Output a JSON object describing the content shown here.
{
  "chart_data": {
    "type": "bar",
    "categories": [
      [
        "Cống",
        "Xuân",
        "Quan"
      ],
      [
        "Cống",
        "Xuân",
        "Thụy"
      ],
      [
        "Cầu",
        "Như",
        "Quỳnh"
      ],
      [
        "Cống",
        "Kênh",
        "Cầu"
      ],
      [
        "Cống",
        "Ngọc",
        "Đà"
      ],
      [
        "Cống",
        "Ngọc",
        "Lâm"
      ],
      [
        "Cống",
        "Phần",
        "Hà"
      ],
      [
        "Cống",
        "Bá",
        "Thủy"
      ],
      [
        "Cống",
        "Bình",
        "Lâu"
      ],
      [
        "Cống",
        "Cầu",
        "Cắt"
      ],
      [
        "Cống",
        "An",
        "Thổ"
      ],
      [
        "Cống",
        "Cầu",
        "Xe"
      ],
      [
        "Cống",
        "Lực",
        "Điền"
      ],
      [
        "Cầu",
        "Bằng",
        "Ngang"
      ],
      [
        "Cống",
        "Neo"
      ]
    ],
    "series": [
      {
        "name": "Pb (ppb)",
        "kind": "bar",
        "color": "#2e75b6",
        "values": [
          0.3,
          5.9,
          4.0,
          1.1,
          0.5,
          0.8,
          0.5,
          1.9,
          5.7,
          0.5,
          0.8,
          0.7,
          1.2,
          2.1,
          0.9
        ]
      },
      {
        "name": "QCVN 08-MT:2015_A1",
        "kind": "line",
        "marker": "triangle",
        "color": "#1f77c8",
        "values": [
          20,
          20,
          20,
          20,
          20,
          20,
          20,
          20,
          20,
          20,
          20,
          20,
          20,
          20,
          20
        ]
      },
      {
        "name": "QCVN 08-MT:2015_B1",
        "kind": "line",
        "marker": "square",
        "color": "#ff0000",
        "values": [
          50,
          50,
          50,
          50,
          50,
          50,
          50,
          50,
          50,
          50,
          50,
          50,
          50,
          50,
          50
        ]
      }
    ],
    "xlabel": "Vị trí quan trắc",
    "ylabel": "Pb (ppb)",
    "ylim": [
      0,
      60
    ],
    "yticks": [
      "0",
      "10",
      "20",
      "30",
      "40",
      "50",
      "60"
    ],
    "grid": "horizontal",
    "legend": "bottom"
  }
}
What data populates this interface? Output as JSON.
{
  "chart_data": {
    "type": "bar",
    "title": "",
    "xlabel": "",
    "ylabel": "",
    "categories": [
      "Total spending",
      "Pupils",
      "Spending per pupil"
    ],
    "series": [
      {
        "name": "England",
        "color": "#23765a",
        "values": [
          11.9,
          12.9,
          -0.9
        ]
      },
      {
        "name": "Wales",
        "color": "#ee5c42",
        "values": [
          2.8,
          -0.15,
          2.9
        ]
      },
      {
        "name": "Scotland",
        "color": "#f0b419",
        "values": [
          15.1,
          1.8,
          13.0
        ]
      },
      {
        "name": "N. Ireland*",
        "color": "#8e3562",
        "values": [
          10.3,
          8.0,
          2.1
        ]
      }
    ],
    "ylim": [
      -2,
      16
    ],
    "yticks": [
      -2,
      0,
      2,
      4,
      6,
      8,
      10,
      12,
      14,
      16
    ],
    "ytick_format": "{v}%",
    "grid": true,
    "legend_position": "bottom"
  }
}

DIRECTIONS: From the entries above, copy each line holding "Output".

TASK SOLUTION:
Output a JSON object describing the content shown here.
What data populates this interface? Output as JSON.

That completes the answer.